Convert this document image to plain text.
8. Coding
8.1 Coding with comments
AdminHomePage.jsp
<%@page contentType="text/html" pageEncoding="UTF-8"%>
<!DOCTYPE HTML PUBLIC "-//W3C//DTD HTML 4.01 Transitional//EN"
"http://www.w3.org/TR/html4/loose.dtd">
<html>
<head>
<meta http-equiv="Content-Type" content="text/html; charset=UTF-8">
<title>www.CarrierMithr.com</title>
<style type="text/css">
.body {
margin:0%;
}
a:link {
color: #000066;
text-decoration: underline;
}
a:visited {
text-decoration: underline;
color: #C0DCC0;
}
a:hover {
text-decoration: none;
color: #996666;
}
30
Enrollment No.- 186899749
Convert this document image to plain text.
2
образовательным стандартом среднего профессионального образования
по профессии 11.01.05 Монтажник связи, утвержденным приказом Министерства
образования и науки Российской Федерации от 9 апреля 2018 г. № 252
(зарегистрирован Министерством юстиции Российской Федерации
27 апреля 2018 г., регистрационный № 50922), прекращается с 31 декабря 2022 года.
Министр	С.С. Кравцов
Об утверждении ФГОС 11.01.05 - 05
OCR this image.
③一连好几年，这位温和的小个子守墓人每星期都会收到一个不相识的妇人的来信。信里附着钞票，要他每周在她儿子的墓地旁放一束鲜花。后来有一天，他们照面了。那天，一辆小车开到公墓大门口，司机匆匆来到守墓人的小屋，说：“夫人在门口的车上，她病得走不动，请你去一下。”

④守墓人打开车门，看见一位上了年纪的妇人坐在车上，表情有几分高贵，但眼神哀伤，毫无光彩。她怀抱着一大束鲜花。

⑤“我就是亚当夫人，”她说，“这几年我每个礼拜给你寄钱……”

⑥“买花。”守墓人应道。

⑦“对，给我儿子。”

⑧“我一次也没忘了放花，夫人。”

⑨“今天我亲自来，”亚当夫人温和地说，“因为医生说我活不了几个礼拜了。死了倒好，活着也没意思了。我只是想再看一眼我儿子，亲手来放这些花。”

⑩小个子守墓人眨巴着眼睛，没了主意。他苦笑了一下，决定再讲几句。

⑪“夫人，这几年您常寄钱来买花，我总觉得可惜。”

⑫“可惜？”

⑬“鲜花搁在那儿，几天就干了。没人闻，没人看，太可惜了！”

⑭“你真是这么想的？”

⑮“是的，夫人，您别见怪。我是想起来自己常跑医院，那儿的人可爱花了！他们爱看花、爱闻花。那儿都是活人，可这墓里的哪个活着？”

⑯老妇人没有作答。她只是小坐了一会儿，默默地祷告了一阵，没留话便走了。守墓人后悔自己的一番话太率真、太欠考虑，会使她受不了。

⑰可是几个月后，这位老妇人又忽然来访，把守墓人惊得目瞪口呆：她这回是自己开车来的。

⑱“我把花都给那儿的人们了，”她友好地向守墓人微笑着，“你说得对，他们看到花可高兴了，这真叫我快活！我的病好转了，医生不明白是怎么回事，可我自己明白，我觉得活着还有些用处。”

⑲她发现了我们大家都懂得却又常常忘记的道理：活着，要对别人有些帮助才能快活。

§ **Stated exercise**: Copy out each line that contains the word "Российской".

§ **Response to the exercise**:
образования и науки Российской Федерации от 9 апреля 2018 г. № 252
(зарегистрирован Министерством юстиции Российской Федерации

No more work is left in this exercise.